==== Supplied material ====
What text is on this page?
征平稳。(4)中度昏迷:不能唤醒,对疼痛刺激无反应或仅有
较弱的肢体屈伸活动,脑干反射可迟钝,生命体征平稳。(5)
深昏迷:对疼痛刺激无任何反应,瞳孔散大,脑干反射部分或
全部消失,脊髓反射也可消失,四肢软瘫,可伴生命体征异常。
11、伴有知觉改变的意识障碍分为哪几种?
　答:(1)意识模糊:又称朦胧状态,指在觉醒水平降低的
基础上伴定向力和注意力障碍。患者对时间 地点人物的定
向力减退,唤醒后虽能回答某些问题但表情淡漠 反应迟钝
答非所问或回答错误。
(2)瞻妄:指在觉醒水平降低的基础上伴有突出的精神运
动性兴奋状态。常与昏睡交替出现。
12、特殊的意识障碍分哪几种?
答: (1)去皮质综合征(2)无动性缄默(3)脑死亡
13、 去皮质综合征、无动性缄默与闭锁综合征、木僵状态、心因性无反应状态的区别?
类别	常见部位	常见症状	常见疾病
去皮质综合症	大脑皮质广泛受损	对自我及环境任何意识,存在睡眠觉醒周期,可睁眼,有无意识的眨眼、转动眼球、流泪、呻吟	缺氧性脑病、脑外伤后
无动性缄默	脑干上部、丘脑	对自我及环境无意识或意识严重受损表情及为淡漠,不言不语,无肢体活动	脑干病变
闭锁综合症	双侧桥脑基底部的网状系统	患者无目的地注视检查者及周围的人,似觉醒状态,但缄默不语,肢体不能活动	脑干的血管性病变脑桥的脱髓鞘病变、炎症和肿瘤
====
_What is asked_.
Copy out the whole listing exactly; please set it all down.

_Complete output_.
What text is on this page?
征平稳。(4)中度昏迷:不能唤醒,对疼痛刺激无反应或仅有
较弱的肢体屈伸活动,脑干反射可迟钝,生命体征平稳。(5)
深昏迷:对疼痛刺激无任何反应,瞳孔散大,脑干反射部分或
全部消失,脊髓反射也可消失,四肢软瘫,可伴生命体征异常。
11、伴有知觉改变的意识障碍分为哪几种?
　答:(1)意识模糊:又称朦胧状态,指在觉醒水平降低的
基础上伴定向力和注意力障碍。患者对时间 地点人物的定
向力减退,唤醒后虽能回答某些问题但表情淡漠 反应迟钝
答非所问或回答错误。
(2)瞻妄:指在觉醒水平降低的基础上伴有突出的精神运
动性兴奋状态。常与昏睡交替出现。
12、特殊的意识障碍分哪几种?
答: (1)去皮质综合征(2)无动性缄默(3)脑死亡
13、 去皮质综合征、无动性缄默与闭锁综合征、木僵状态、心因性无反应状态的区别?
类别	常见部位	常见症状	常见疾病
去皮质综合症	大脑皮质广泛受损	对自我及环境任何意识,存在睡眠觉醒周期,可睁眼,有无意识的眨眼、转动眼球、流泪、呻吟	缺氧性脑病、脑外伤后
无动性缄默	脑干上部、丘脑	对自我及环境无意识或意识严重受损表情及为淡漠,不言不语,无肢体活动	脑干病变
闭锁综合症	双侧桥脑基底部的网状系统	患者无目的地注视检查者及周围的人,似觉醒状态,但缄默不语,肢体不能活动	脑干的血管性病变脑桥的脱髓鞘病变、炎症和肿瘤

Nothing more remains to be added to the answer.